- _PROVIDED DATA_
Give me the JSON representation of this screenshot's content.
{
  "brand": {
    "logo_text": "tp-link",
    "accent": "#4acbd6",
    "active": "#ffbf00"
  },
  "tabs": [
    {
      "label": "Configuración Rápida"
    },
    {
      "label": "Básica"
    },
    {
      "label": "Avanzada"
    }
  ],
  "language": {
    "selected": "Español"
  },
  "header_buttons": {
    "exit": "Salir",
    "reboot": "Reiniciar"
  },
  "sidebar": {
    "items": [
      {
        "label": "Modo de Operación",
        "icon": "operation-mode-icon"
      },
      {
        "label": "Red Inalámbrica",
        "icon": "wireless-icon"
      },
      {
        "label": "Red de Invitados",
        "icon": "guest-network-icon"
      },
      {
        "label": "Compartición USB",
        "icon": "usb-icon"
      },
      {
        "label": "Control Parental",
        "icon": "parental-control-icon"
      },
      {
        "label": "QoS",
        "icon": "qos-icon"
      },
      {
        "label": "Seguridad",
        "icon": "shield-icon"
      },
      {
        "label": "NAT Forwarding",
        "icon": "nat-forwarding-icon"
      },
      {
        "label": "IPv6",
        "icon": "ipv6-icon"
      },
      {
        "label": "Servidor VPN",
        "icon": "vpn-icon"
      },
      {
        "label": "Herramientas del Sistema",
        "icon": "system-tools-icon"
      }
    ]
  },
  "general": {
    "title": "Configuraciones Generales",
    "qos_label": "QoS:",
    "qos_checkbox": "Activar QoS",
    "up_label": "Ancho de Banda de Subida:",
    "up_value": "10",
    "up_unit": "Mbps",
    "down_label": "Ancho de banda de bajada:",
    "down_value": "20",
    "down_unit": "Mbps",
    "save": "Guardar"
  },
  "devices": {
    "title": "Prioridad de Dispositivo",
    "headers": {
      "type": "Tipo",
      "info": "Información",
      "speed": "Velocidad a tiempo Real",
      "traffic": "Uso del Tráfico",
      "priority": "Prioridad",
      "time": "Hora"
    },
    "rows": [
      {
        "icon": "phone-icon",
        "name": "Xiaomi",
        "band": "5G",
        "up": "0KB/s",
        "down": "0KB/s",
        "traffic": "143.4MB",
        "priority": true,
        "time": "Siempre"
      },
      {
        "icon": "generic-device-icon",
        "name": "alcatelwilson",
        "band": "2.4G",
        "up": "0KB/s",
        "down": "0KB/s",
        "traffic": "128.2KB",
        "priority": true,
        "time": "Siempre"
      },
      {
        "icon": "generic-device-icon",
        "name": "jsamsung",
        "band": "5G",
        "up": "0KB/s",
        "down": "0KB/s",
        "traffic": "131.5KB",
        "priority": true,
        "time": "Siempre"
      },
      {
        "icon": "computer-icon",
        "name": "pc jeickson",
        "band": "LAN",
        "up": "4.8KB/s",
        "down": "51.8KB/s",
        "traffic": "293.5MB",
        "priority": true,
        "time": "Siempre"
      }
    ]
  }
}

- _TASK_
Repeat the data above, word for word.

- _TASK SOLUTION_
Give me the JSON representation of this screenshot's content.
{
  "brand": {
    "logo_text": "tp-link",
    "accent": "#4acbd6",
    "active": "#ffbf00"
  },
  "tabs": [
    {
      "label": "Configuración Rápida"
    },
    {
      "label": "Básica"
    },
    {
      "label": "Avanzada"
    }
  ],
  "language": {
    "selected": "Español"
  },
  "header_buttons": {
    "exit": "Salir",
    "reboot": "Reiniciar"
  },
  "sidebar": {
    "items": [
      {
        "label": "Modo de Operación",
        "icon": "operation-mode-icon"
      },
      {
        "label": "Red Inalámbrica",
        "icon": "wireless-icon"
      },
      {
        "label": "Red de Invitados",
        "icon": "guest-network-icon"
      },
      {
        "label": "Compartición USB",
        "icon": "usb-icon"
      },
      {
        "label": "Control Parental",
        "icon": "parental-control-icon"
      },
      {
        "label": "QoS",
        "icon": "qos-icon"
      },
      {
        "label": "Seguridad",
        "icon": "shield-icon"
      },
      {
        "label": "NAT Forwarding",
        "icon": "nat-forwarding-icon"
      },
      {
        "label": "IPv6",
        "icon": "ipv6-icon"
      },
      {
        "label": "Servidor VPN",
        "icon": "vpn-icon"
      },
      {
        "label": "Herramientas del Sistema",
        "icon": "system-tools-icon"
      }
    ]
  },
  "general": {
    "title": "Configuraciones Generales",
    "qos_label": "QoS:",
    "qos_checkbox": "Activar QoS",
    "up_label": "Ancho de Banda de Subida:",
    "up_value": "10",
    "up_unit": "Mbps",
    "down_label": "Ancho de banda de bajada:",
    "down_value": "20",
    "down_unit": "Mbps",
    "save": "Guardar"
  },
  "devices": {
    "title": "Prioridad de Dispositivo",
    "headers": {
      "type": "Tipo",
      "info": "Información",
      "speed": "Velocidad a tiempo Real",
      "traffic": "Uso del Tráfico",
      "priority": "Prioridad",
      "time": "Hora"
    },
    "rows": [
      {
        "icon": "phone-icon",
        "name": "Xiaomi",
        "band": "5G",
        "up": "0KB/s",
        "down": "0KB/s",
        "traffic": "143.4MB",
        "priority": true,
        "time": "Siempre"
      },
      {
        "icon": "generic-device-icon",
        "name": "alcatelwilson",
        "band": "2.4G",
        "up": "0KB/s",
        "down": "0KB/s",
        "traffic": "128.2KB",
        "priority": true,
        "time": "Siempre"
      },
      {
        "icon": "generic-device-icon",
        "name": "jsamsung",
        "band": "5G",
        "up": "0KB/s",
        "down": "0KB/s",
        "traffic": "131.5KB",
        "priority": true,
        "time": "Siempre"
      },
      {
        "icon": "computer-icon",
        "name": "pc jeickson",
        "band": "LAN",
        "up": "4.8KB/s",
        "down": "51.8KB/s",
        "traffic": "293.5MB",
        "priority": true,
        "time": "Siempre"
      }
    ]
  }
}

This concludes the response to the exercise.